■ Страница
··········
С юности много было чудесного в Пифагоре — совершенное тело, благородная осанка и величие, длинные золотистые волосы необычайной красоты. Немало и чудес было сотворено Пифагором в течение долгой жизни.
Направляясь из Сибариса в Кротон, Пифагор встретил на побережье рыбаков и, когда они еще тянули из глубины тяжелую сеть, сказал им, каков будет улов, и точно назвал число рыб. На вопрос рыбаков, что он велит им делать, если так и будет, он приказал отпустить рыб невредимыми, сперва точно пересчитав их. И еще более удивительное обстоятельство: ни одна из рыб за то долгое время, пока велся подсчет, находясь вне воды, не задохнулась, пока он был рядом. Заплатив рыбакам за рыбу, Пифагор ушел в Кротон.
··········
■ Выдержки из данных
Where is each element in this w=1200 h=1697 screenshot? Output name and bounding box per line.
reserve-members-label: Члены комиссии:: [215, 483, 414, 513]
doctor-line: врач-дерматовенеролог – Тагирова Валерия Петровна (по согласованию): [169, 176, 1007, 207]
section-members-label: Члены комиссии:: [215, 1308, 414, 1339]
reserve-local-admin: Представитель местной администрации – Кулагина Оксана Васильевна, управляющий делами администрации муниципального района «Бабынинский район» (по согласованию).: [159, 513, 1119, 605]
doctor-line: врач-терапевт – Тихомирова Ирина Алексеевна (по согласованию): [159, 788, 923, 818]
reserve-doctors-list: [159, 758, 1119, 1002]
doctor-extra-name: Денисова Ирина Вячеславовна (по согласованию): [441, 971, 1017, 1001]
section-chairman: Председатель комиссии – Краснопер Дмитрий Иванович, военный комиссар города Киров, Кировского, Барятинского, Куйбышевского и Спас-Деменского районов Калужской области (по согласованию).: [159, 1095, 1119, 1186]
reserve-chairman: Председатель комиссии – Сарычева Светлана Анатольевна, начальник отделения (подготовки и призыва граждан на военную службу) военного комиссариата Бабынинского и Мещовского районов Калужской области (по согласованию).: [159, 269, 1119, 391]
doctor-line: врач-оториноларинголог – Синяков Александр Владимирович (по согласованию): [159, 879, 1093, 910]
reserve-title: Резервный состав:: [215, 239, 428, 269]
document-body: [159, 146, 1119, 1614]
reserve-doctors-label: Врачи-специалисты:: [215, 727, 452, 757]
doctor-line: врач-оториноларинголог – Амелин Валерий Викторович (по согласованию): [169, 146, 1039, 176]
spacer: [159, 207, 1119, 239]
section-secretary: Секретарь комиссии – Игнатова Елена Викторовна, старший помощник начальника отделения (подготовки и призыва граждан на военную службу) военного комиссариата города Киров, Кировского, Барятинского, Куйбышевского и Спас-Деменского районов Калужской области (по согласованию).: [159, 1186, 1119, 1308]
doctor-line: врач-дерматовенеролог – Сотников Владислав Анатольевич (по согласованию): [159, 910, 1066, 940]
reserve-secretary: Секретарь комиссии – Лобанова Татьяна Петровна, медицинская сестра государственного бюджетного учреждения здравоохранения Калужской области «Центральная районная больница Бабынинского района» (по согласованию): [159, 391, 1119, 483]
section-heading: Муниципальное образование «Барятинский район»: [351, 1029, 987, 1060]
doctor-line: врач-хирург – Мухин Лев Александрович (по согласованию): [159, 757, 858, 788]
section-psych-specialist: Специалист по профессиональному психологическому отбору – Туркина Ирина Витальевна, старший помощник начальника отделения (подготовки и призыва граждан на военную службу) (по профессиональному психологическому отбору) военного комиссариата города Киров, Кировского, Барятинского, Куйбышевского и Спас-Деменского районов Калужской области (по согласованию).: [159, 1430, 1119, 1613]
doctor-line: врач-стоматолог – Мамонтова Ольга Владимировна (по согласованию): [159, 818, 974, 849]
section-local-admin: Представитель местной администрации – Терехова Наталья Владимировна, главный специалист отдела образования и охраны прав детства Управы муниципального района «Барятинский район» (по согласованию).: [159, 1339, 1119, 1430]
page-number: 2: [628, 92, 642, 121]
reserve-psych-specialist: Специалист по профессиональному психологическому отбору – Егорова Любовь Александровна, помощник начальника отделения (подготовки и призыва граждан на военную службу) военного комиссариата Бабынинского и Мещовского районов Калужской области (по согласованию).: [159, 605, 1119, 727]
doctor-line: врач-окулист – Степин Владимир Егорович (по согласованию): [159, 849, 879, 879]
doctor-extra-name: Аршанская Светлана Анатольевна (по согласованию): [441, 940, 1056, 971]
··········
■ Что нужно сделать
A. Перепишите записи в виде нумерованного списка без пустых строк: всё от их начала вниз до строки с «document-body: [159, 146, 1119, 1614]» включительно.
B. Продолжите текст о чудесах Пифагора после его последнего предложения.
Записи с текстом никак не связаны.

■ Ответы по заданиям
A.
1. Where is each element in this w=1200 h=1697 screenshot? Output name and bounding box per line.
2. reserve-members-label: Члены комиссии:: [215, 483, 414, 513]
3. doctor-line: врач-дерматовенеролог – Тагирова Валерия Петровна (по согласованию): [169, 176, 1007, 207]
4. section-members-label: Члены комиссии:: [215, 1308, 414, 1339]
5. reserve-local-admin: Представитель местной администрации – Кулагина Оксана Васильевна, управляющий делами администрации муниципального района «Бабынинский район» (по согласованию).: [159, 513, 1119, 605]
6. doctor-line: врач-терапевт – Тихомирова Ирина Алексеевна (по согласованию): [159, 788, 923, 818]
7. reserve-doctors-list: [159, 758, 1119, 1002]
8. doctor-extra-name: Денисова Ирина Вячеславовна (по согласованию): [441, 971, 1017, 1001]
9. section-chairman: Председатель комиссии – Краснопер Дмитрий Иванович, военный комиссар города Киров, Кировского, Барятинского, Куйбышевского и Спас-Деменского районов Калужской области (по согласованию).: [159, 1095, 1119, 1186]
10. reserve-chairman: Председатель комиссии – Сарычева Светлана Анатольевна, начальник отделения (подготовки и призыва граждан на военную службу) военного комиссариата Бабынинского и Мещовского районов Калужской области (по согласованию).: [159, 269, 1119, 391]
11. doctor-line: врач-оториноларинголог – Синяков Александр Владимирович (по согласованию): [159, 879, 1093, 910]
12. reserve-title: Резервный состав:: [215, 239, 428, 269]
13. document-body: [159, 146, 1119, 1614]

B.
Однажды, когда в гавань Мегар Сицилийских[243] (иные говорят — Метапонта) входил корабль, груженный товаром, а находившиеся на берегу молились, чтобы корабль вернулся невредимым, опасаясь за груз, Пифагор подошел и сказал: «Вот увидите: этот корабль везет покойника, не молитесь, чтобы вам досталось то, что находится на подплывающем судне, ибо достанется вам мертвец». Так и было.
Однажды в Кавлонии[244] он предвестил появление белого медведя. Случилось так, что некто захотел послушать его речь, но Пифагор не хотел говорить, пока не появится какое-нибудь знамение. После этого вдруг явилась белая медведица.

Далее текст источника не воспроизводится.